◆ Stated task
Below are records. Copy every line with "color" in it.

Records that describe figures
^^^^^^^^^^^^^^^^

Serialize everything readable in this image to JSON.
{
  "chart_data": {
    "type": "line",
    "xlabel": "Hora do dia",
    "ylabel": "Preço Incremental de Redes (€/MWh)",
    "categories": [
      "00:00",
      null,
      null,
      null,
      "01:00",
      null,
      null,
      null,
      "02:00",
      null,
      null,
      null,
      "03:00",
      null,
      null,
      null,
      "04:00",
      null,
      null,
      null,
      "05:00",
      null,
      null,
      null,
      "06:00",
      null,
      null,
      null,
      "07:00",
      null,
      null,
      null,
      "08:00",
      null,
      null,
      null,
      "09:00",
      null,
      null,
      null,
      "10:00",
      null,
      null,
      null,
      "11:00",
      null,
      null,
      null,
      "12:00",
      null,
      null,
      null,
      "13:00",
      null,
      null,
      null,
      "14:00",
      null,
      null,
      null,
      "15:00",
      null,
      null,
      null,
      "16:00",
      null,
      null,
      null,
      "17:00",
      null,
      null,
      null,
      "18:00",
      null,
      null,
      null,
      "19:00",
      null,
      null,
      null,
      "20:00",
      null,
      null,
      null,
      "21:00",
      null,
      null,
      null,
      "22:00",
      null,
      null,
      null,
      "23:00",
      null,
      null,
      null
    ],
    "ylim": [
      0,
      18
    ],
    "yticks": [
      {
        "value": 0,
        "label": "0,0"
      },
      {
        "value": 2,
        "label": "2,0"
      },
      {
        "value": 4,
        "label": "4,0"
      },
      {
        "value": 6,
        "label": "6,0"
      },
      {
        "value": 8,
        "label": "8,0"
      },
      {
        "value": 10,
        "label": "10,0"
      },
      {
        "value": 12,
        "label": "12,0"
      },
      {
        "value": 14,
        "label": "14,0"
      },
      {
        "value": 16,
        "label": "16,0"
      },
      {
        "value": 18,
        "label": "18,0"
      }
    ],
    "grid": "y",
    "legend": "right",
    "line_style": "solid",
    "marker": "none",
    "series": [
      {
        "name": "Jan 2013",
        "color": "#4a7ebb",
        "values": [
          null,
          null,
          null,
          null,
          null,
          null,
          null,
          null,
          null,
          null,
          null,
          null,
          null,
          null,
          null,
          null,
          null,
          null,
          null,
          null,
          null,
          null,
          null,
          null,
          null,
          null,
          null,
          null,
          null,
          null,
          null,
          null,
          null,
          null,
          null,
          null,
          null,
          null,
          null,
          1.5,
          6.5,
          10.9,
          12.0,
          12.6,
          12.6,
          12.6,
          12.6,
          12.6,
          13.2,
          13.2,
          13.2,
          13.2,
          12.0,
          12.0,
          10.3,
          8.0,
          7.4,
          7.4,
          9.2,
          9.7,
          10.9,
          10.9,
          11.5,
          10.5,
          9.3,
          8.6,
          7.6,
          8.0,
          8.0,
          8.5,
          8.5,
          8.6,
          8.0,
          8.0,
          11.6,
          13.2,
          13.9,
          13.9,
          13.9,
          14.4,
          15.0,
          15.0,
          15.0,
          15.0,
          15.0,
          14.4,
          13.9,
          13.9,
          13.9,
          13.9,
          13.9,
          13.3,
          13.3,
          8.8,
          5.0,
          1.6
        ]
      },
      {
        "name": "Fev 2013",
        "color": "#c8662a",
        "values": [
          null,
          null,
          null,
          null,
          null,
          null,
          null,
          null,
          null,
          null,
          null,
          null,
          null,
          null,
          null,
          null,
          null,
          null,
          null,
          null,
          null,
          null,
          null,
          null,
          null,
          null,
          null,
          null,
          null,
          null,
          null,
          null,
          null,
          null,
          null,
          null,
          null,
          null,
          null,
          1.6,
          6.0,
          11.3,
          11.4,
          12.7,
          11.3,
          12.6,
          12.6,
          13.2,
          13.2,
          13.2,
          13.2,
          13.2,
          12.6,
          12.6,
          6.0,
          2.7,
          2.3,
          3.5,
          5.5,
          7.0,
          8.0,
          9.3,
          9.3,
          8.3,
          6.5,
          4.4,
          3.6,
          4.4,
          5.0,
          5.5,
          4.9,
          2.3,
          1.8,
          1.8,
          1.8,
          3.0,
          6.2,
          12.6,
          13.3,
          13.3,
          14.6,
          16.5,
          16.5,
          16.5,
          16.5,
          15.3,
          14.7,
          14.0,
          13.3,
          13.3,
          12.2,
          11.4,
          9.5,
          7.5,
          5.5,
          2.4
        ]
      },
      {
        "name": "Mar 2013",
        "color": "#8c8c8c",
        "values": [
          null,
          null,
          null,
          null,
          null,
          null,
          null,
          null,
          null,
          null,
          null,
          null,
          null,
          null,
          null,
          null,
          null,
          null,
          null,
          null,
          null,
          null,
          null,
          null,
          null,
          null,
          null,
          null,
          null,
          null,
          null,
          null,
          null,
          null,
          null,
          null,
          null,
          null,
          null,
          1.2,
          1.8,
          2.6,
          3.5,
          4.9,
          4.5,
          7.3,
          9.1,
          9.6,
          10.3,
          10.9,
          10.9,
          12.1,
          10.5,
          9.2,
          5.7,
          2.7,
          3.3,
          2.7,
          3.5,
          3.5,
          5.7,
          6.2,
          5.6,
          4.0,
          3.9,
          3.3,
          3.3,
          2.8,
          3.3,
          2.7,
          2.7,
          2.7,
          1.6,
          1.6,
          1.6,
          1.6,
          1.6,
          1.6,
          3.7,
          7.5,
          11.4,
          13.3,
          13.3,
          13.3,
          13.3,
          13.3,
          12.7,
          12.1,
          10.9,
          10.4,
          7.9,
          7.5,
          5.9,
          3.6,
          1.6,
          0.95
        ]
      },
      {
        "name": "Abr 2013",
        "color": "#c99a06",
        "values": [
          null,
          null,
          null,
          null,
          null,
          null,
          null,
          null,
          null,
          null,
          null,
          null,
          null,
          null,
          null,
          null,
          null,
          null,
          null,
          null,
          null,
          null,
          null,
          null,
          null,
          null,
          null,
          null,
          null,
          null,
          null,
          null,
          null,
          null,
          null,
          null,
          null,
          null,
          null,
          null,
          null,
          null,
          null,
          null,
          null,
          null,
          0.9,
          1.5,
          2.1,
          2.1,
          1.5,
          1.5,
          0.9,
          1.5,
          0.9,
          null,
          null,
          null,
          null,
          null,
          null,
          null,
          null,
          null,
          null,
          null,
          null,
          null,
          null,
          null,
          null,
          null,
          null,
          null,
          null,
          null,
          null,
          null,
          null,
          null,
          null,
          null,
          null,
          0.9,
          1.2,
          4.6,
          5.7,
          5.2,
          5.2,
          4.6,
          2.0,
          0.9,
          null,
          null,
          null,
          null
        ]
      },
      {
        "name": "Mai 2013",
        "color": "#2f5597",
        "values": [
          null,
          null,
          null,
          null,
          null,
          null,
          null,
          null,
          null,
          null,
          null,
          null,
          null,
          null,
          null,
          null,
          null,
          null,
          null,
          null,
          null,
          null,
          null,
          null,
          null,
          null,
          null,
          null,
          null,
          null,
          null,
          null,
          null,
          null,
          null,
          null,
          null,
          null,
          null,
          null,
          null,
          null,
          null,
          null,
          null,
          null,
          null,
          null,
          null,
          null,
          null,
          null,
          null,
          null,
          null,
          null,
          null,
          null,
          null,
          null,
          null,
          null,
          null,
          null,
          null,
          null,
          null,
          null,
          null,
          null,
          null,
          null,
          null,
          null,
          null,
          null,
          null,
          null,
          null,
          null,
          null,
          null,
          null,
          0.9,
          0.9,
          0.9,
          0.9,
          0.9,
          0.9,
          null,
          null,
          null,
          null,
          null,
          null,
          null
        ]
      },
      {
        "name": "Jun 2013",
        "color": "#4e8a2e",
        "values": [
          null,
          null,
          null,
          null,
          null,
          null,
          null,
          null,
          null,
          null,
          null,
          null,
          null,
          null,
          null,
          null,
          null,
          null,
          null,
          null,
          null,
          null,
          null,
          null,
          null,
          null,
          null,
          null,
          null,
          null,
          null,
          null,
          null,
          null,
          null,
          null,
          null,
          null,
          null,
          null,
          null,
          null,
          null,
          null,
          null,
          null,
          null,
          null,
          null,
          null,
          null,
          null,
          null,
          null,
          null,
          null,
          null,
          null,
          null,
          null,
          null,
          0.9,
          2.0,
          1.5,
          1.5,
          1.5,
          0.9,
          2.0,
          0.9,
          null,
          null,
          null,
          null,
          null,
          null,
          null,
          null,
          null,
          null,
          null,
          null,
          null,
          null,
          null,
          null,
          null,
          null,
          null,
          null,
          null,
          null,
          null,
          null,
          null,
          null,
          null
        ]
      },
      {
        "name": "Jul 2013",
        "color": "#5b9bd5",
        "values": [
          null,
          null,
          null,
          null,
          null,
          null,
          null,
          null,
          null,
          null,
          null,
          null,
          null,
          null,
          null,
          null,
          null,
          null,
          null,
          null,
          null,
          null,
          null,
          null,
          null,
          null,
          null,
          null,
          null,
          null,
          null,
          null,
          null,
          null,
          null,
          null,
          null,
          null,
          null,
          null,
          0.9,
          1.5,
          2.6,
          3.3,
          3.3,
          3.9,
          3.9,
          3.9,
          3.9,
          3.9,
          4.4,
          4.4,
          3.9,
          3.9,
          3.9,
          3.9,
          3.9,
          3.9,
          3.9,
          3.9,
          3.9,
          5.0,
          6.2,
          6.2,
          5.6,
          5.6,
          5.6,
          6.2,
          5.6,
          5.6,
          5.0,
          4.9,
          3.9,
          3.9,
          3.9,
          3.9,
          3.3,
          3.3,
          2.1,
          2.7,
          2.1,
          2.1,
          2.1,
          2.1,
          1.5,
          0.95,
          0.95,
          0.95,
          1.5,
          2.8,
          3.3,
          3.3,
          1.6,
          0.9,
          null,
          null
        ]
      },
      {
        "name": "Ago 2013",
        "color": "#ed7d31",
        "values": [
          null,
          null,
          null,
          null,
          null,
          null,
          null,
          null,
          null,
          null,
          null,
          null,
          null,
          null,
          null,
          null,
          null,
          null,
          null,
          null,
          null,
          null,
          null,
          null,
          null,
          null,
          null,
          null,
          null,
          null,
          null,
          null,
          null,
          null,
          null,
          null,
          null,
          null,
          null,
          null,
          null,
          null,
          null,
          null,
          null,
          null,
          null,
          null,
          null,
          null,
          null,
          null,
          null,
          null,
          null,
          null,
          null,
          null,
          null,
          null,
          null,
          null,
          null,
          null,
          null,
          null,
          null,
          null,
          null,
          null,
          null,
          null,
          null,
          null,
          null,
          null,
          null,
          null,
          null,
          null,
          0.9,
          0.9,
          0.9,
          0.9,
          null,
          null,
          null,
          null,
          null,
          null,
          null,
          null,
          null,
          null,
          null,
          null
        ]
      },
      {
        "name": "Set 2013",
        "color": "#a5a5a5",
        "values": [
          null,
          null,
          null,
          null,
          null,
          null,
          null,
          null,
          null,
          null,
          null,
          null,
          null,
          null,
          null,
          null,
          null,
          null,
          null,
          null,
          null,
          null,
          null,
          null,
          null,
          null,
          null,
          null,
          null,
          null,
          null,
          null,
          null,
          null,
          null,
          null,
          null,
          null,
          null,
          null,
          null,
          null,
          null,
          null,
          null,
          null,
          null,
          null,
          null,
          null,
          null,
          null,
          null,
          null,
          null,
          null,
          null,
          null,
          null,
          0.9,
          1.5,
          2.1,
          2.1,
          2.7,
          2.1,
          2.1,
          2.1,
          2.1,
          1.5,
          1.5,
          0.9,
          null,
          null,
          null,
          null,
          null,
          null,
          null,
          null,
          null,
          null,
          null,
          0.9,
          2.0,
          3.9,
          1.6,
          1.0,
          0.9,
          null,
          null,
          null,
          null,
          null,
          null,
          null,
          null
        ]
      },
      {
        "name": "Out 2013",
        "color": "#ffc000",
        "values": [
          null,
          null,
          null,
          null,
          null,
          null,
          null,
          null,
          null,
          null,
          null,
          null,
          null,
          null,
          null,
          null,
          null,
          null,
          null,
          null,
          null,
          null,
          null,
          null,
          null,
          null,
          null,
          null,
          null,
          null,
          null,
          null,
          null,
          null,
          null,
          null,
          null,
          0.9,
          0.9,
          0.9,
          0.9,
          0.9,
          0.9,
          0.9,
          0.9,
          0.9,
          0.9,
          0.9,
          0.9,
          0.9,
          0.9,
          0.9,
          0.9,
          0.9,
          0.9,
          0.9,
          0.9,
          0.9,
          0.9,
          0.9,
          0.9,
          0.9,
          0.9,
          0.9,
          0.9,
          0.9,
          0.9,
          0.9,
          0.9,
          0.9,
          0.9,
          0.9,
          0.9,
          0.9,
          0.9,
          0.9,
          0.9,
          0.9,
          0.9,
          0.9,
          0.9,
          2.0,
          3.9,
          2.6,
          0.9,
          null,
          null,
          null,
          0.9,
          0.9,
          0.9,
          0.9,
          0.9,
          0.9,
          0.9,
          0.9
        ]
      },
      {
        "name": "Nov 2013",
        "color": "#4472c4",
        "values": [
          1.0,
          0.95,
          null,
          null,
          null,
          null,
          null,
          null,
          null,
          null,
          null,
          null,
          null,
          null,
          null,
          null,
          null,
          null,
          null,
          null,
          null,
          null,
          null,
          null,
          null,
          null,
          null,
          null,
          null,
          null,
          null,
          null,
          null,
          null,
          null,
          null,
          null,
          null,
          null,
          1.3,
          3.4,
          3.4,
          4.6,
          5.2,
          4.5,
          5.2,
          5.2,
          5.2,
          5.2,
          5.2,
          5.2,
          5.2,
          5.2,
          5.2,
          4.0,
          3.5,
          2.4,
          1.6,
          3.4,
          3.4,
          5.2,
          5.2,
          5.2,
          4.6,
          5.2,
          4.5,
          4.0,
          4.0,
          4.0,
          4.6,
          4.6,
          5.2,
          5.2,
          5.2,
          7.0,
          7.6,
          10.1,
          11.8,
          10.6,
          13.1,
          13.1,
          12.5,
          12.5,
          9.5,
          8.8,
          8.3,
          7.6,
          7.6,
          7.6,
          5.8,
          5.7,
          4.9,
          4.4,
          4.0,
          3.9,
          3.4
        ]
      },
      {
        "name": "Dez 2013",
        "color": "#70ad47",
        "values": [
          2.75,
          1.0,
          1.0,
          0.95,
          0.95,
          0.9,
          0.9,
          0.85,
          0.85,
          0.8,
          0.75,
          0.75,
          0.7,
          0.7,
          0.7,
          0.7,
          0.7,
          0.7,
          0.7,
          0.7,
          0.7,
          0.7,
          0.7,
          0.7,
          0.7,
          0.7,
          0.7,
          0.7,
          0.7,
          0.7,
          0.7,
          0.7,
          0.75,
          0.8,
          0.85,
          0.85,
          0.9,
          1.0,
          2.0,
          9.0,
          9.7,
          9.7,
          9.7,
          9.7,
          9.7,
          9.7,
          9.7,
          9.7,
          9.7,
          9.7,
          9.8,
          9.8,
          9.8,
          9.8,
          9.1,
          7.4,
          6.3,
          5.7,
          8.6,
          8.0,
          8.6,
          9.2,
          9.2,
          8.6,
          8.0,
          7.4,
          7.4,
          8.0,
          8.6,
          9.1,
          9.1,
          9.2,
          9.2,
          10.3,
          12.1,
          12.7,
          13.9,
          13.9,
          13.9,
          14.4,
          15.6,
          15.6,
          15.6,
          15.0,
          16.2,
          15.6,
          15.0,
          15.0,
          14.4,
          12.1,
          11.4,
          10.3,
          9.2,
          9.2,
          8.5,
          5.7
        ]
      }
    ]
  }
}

^^^^^^^^^^^^^^^^

◆ Answer in full
        "color": "#4a7ebb",
        "color": "#c8662a",
        "color": "#8c8c8c",
        "color": "#c99a06",
        "color": "#2f5597",
        "color": "#4e8a2e",
        "color": "#5b9bd5",
        "color": "#ed7d31",
        "color": "#a5a5a5",
        "color": "#ffc000",
        "color": "#4472c4",
        "color": "#70ad47",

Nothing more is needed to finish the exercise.